Data shown >>
## BEGIN
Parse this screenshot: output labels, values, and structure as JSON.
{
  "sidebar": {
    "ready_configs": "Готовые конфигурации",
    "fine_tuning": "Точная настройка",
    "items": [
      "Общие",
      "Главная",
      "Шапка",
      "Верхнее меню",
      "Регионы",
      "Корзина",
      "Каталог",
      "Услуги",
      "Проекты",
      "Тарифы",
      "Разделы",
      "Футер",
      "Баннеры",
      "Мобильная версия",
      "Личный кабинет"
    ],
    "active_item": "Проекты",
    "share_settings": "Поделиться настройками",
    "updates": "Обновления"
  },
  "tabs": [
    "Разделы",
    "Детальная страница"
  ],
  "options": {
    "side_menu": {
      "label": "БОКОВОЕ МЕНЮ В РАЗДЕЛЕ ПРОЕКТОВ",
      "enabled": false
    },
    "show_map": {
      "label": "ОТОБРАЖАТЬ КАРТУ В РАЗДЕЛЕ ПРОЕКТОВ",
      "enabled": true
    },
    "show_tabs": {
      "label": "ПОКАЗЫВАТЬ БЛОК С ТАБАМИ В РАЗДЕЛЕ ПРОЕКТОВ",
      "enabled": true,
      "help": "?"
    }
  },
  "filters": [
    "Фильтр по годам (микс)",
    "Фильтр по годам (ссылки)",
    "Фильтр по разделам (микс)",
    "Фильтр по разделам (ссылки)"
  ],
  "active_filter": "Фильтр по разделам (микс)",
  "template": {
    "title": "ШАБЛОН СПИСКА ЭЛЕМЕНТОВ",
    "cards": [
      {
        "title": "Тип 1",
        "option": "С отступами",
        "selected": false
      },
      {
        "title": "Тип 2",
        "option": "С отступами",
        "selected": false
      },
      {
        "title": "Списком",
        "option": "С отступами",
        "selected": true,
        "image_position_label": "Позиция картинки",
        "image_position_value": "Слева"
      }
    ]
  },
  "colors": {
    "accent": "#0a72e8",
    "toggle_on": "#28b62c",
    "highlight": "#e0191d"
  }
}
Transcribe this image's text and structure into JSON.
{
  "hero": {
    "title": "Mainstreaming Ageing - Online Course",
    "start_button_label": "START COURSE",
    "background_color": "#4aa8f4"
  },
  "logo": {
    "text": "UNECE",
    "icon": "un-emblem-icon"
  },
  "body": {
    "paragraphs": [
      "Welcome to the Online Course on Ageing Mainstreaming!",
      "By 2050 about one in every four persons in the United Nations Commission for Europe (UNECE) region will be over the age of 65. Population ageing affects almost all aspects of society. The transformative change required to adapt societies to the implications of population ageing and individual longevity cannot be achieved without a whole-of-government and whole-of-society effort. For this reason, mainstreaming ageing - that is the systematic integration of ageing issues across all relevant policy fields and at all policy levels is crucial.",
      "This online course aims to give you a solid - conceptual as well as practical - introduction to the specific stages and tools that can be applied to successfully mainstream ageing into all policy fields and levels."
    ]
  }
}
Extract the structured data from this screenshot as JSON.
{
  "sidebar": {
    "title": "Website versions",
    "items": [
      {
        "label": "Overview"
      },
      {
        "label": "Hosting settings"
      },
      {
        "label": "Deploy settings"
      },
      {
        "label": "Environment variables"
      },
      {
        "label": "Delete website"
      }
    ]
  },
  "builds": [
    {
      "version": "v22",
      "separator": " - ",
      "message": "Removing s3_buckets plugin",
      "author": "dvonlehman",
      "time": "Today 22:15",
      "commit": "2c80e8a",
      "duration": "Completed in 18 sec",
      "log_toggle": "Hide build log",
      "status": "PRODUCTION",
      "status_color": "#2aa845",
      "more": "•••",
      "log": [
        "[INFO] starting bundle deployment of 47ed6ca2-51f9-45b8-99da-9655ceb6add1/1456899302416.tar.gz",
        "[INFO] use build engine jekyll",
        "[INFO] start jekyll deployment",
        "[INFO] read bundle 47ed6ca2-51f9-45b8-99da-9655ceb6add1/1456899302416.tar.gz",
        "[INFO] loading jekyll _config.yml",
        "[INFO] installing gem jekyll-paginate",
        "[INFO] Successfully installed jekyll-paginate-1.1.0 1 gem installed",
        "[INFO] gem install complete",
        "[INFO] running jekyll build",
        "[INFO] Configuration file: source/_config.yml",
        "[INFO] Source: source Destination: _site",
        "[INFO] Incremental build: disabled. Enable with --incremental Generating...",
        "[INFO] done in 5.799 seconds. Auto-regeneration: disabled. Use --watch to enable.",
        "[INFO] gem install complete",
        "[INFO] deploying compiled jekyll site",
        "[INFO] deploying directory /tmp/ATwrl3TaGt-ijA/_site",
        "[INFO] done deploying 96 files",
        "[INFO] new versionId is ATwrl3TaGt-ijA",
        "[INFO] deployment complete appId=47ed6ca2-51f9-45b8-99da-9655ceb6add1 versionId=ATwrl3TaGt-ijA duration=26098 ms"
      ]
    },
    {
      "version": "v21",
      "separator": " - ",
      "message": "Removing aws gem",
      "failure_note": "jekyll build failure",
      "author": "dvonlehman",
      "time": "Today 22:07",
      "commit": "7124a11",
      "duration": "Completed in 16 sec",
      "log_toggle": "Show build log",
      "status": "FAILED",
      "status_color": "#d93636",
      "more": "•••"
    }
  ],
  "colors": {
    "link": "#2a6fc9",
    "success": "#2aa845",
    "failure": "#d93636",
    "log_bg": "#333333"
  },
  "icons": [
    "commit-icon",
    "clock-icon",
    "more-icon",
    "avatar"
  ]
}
## END
Goal of the exercise >> Go through the listing and print each line exactly as it appears.

Result below >>
Parse this screenshot: output labels, values, and structure as JSON.
{
  "sidebar": {
    "ready_configs": "Готовые конфигурации",
    "fine_tuning": "Точная настройка",
    "items": [
      "Общие",
      "Главная",
      "Шапка",
      "Верхнее меню",
      "Регионы",
      "Корзина",
      "Каталог",
      "Услуги",
      "Проекты",
      "Тарифы",
      "Разделы",
      "Футер",
      "Баннеры",
      "Мобильная версия",
      "Личный кабинет"
    ],
    "active_item": "Проекты",
    "share_settings": "Поделиться настройками",
    "updates": "Обновления"
  },
  "tabs": [
    "Разделы",
    "Детальная страница"
  ],
  "options": {
    "side_menu": {
      "label": "БОКОВОЕ МЕНЮ В РАЗДЕЛЕ ПРОЕКТОВ",
      "enabled": false
    },
    "show_map": {
      "label": "ОТОБРАЖАТЬ КАРТУ В РАЗДЕЛЕ ПРОЕКТОВ",
      "enabled": true
    },
    "show_tabs": {
      "label": "ПОКАЗЫВАТЬ БЛОК С ТАБАМИ В РАЗДЕЛЕ ПРОЕКТОВ",
      "enabled": true,
      "help": "?"
    }
  },
  "filters": [
    "Фильтр по годам (микс)",
    "Фильтр по годам (ссылки)",
    "Фильтр по разделам (микс)",
    "Фильтр по разделам (ссылки)"
  ],
  "active_filter": "Фильтр по разделам (микс)",
  "template": {
    "title": "ШАБЛОН СПИСКА ЭЛЕМЕНТОВ",
    "cards": [
      {
        "title": "Тип 1",
        "option": "С отступами",
        "selected": false
      },
      {
        "title": "Тип 2",
        "option": "С отступами",
        "selected": false
      },
      {
        "title": "Списком",
        "option": "С отступами",
        "selected": true,
        "image_position_label": "Позиция картинки",
        "image_position_value": "Слева"
      }
    ]
  },
  "colors": {
    "accent": "#0a72e8",
    "toggle_on": "#28b62c",
    "highlight": "#e0191d"
  }
}
Transcribe this image's text and structure into JSON.
{
  "hero": {
    "title": "Mainstreaming Ageing - Online Course",
    "start_button_label": "START COURSE",
    "background_color": "#4aa8f4"
  },
  "logo": {
    "text": "UNECE",
    "icon": "un-emblem-icon"
  },
  "body": {
    "paragraphs": [
      "Welcome to the Online Course on Ageing Mainstreaming!",
      "By 2050 about one in every four persons in the United Nations Commission for Europe (UNECE) region will be over the age of 65. Population ageing affects almost all aspects of society. The transformative change required to adapt societies to the implications of population ageing and individual longevity cannot be achieved without a whole-of-government and whole-of-society effort. For this reason, mainstreaming ageing - that is the systematic integration of ageing issues across all relevant policy fields and at all policy levels is crucial.",
      "This online course aims to give you a solid - conceptual as well as practical - introduction to the specific stages and tools that can be applied to successfully mainstream ageing into all policy fields and levels."
    ]
  }
}
Extract the structured data from this screenshot as JSON.
{
  "sidebar": {
    "title": "Website versions",
    "items": [
      {
        "label": "Overview"
      },
      {
        "label": "Hosting settings"
      },
      {
        "label": "Deploy settings"
      },
      {
        "label": "Environment variables"
      },
      {
        "label": "Delete website"
      }
    ]
  },
  "builds": [
    {
      "version": "v22",
      "separator": " - ",
      "message": "Removing s3_buckets plugin",
      "author": "dvonlehman",
      "time": "Today 22:15",
      "commit": "2c80e8a",
      "duration": "Completed in 18 sec",
      "log_toggle": "Hide build log",
      "status": "PRODUCTION",
      "status_color": "#2aa845",
      "more": "•••",
      "log": [
        "[INFO] starting bundle deployment of 47ed6ca2-51f9-45b8-99da-9655ceb6add1/1456899302416.tar.gz",
        "[INFO] use build engine jekyll",
        "[INFO] start jekyll deployment",
        "[INFO] read bundle 47ed6ca2-51f9-45b8-99da-9655ceb6add1/1456899302416.tar.gz",
        "[INFO] loading jekyll _config.yml",
        "[INFO] installing gem jekyll-paginate",
        "[INFO] Successfully installed jekyll-paginate-1.1.0 1 gem installed",
        "[INFO] gem install complete",
        "[INFO] running jekyll build",
        "[INFO] Configuration file: source/_config.yml",
        "[INFO] Source: source Destination: _site",
        "[INFO] Incremental build: disabled. Enable with --incremental Generating...",
        "[INFO] done in 5.799 seconds. Auto-regeneration: disabled. Use --watch to enable.",
        "[INFO] gem install complete",
        "[INFO] deploying compiled jekyll site",
        "[INFO] deploying directory /tmp/ATwrl3TaGt-ijA/_site",
        "[INFO] done deploying 96 files",
        "[INFO] new versionId is ATwrl3TaGt-ijA",
        "[INFO] deployment complete appId=47ed6ca2-51f9-45b8-99da-9655ceb6add1 versionId=ATwrl3TaGt-ijA duration=26098 ms"
      ]
    },
    {
      "version": "v21",
      "separator": " - ",
      "message": "Removing aws gem",
      "failure_note": "jekyll build failure",
      "author": "dvonlehman",
      "time": "Today 22:07",
      "commit": "7124a11",
      "duration": "Completed in 16 sec",
      "log_toggle": "Show build log",
      "status": "FAILED",
      "status_color": "#d93636",
      "more": "•••"
    }
  ],
  "colors": {
    "link": "#2a6fc9",
    "success": "#2aa845",
    "failure": "#d93636",
    "log_bg": "#333333"
  },
  "icons": [
    "commit-icon",
    "clock-icon",
    "more-icon",
    "avatar"
  ]
}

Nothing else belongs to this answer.